→ **Aim of the exercise**
Quote all of the data exactly as given. Skip every picture it contains.

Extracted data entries
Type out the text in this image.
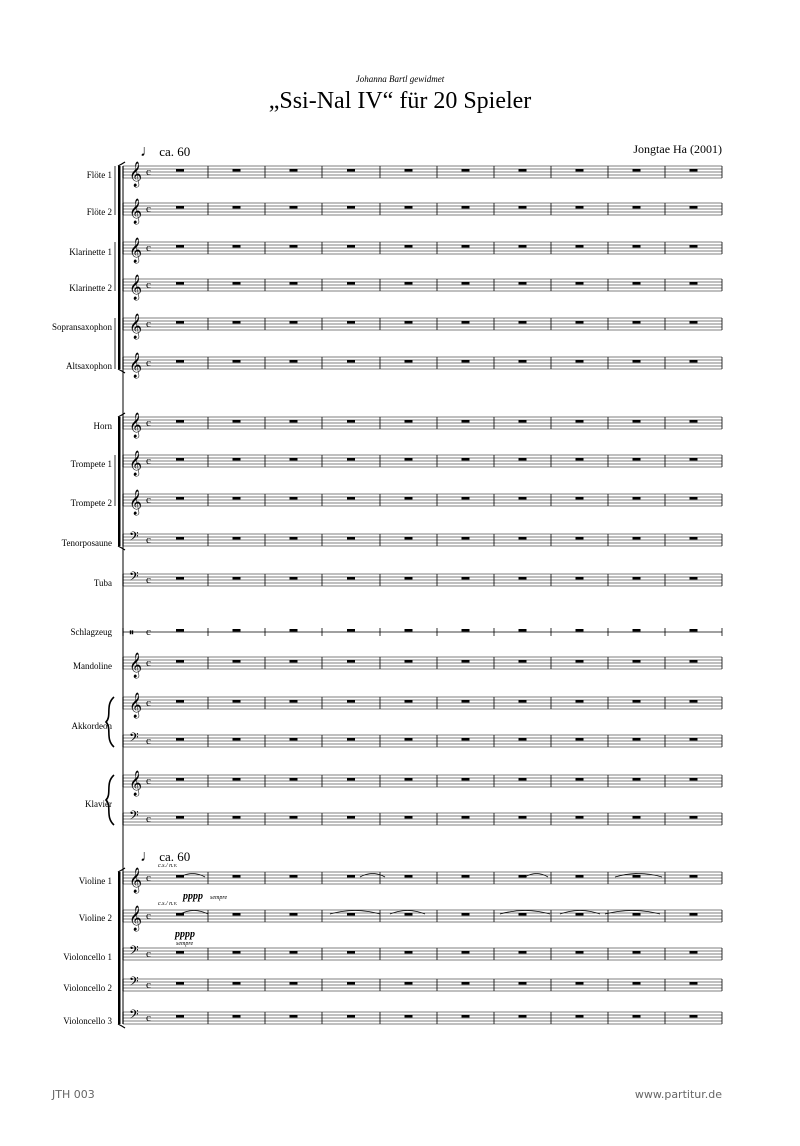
Johanna Bartl gewidmet
„Ssi-Nal IV“ für 20 Spieler
Jongtae Ha (2001)
♩ ca. 60
♩ ca. 60
Flöte 1
Flöte 2
Klarinette 1
Klarinette 2
Sopransaxophon
Altsaxophon
Horn
Trompete 1
Trompete 2
Tenorposaune
Tuba
Schlagzeug
Mandoline
Akkordeon
Klavier
Violine 1
Violine 2
Violoncello 1
Violoncello 2
Violoncello 3
c.s./ n.v.
pppp sempre
c.s./ n.v.
pppp
sempre
𝄞 c
𝄞 c
𝄞 c
𝄞 c
𝄞 c
𝄞 c
𝄞 c
𝄞 c
𝄞 c
𝄢 c
𝄢 c
𝄥 c
𝄞 c
𝄞 c
𝄢 c
𝄞 c
𝄢 c
𝄞 c
𝄞 c
𝄢 c
𝄢 c
𝄢 c
JTH 003	www.partitur.de
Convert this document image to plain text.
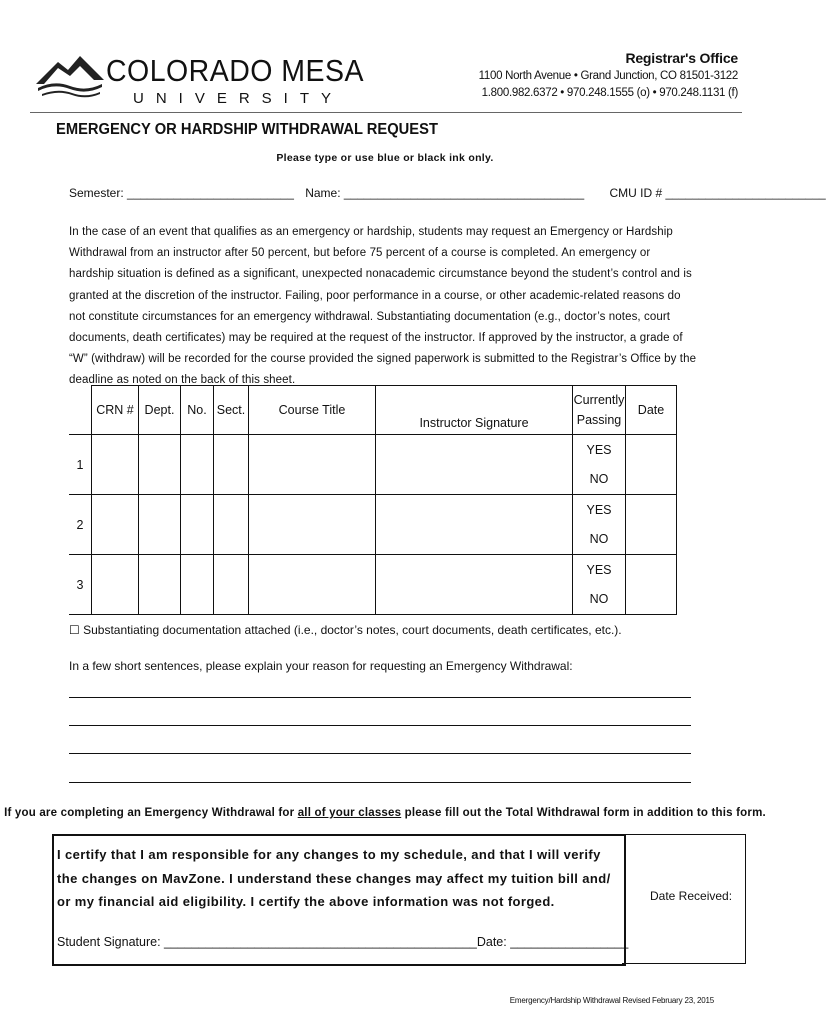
COLORADO MESA
UNIVERSITY
Registrar's Office
1100 North Avenue • Grand Junction, CO 81501-3122
1.800.982.6372 • 970.248.1555 (o) • 970.248.1131 (f)
EMERGENCY OR HARDSHIP WITHDRAWAL REQUEST
Please type or use blue or black ink only.
Semester: _________________________ Name: ____________________________________ CMU ID # ________________________
In the case of an event that qualifies as an emergency or hardship, students may request an Emergency or Hardship Withdrawal from an instructor after 50 percent, but before 75 percent of a course is completed. An emergency or hardship situation is defined as a significant, unexpected nonacademic circumstance beyond the student’s control and is granted at the discretion of the instructor. Failing, poor performance in a course, or other academic-related reasons do not constitute circumstances for an emergency withdrawal. Substantiating documentation (e.g., doctor’s notes, court documents, death certificates) may be required at the request of the instructor. If approved by the instructor, a grade of “W” (withdraw) will be recorded for the course provided the signed paperwork is submitted to the Registrar’s Office by the deadline as noted on the back of this sheet.
	CRN #	Dept.	No.	Sect.	Course Title	Instructor Signature	Currently Passing	Date
1							YES
NO	

2							YES
NO	

3							YES
NO	

☐ Substantiating documentation attached (i.e., doctor’s notes, court documents, death certificates, etc.).
In a few short sentences, please explain your reason for requesting an Emergency Withdrawal:
If you are completing an Emergency Withdrawal for all of your classes please fill out the Total Withdrawal form in addition to this form.
I certify that I am responsible for any changes to my schedule, and that I will verify the changes on MavZone. I understand these changes may affect my tuition bill and/ or my financial aid eligibility. I certify the above information was not forged.
Student Signature: _____________________________________________Date: _________________
Date Received:
Emergency/Hardship Withdrawal Revised February 23, 2015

→ **Full answer**
Type out the text in this image.
Johanna Bartl gewidmet
„Ssi-Nal IV“ für 20 Spieler
Jongtae Ha (2001)
♩ ca. 60
♩ ca. 60
Flöte 1
Flöte 2
Klarinette 1
Klarinette 2
Sopransaxophon
Altsaxophon
Horn
Trompete 1
Trompete 2
Tenorposaune
Tuba
Schlagzeug
Mandoline
Akkordeon
Klavier
Violine 1
Violine 2
Violoncello 1
Violoncello 2
Violoncello 3
c.s./ n.v.
pppp sempre
c.s./ n.v.
pppp
sempre
𝄞 c
𝄞 c
𝄞 c
𝄞 c
𝄞 c
𝄞 c
𝄞 c
𝄞 c
𝄞 c
𝄢 c
𝄢 c
𝄥 c
𝄞 c
𝄞 c
𝄢 c
𝄞 c
𝄢 c
𝄞 c
𝄞 c
𝄢 c
𝄢 c
𝄢 c
JTH 003	www.partitur.de
Convert this document image to plain text.
COLORADO MESA
UNIVERSITY
Registrar's Office
1100 North Avenue • Grand Junction, CO 81501-3122
1.800.982.6372 • 970.248.1555 (o) • 970.248.1131 (f)
EMERGENCY OR HARDSHIP WITHDRAWAL REQUEST
Please type or use blue or black ink only.
Semester: _________________________ Name: ____________________________________ CMU ID # ________________________
In the case of an event that qualifies as an emergency or hardship, students may request an Emergency or Hardship Withdrawal from an instructor after 50 percent, but before 75 percent of a course is completed. An emergency or hardship situation is defined as a significant, unexpected nonacademic circumstance beyond the student’s control and is granted at the discretion of the instructor. Failing, poor performance in a course, or other academic-related reasons do not constitute circumstances for an emergency withdrawal. Substantiating documentation (e.g., doctor’s notes, court documents, death certificates) may be required at the request of the instructor. If approved by the instructor, a grade of “W” (withdraw) will be recorded for the course provided the signed paperwork is submitted to the Registrar’s Office by the deadline as noted on the back of this sheet.
	CRN #	Dept.	No.	Sect.	Course Title	Instructor Signature	Currently Passing	Date
1							YES
NO	

2							YES
NO	

3							YES
NO	

☐ Substantiating documentation attached (i.e., doctor’s notes, court documents, death certificates, etc.).
In a few short sentences, please explain your reason for requesting an Emergency Withdrawal:
If you are completing an Emergency Withdrawal for all of your classes please fill out the Total Withdrawal form in addition to this form.
I certify that I am responsible for any changes to my schedule, and that I will verify the changes on MavZone. I understand these changes may affect my tuition bill and/ or my financial aid eligibility. I certify the above information was not forged.
Student Signature: _____________________________________________Date: _________________
Date Received:
Emergency/Hardship Withdrawal Revised February 23, 2015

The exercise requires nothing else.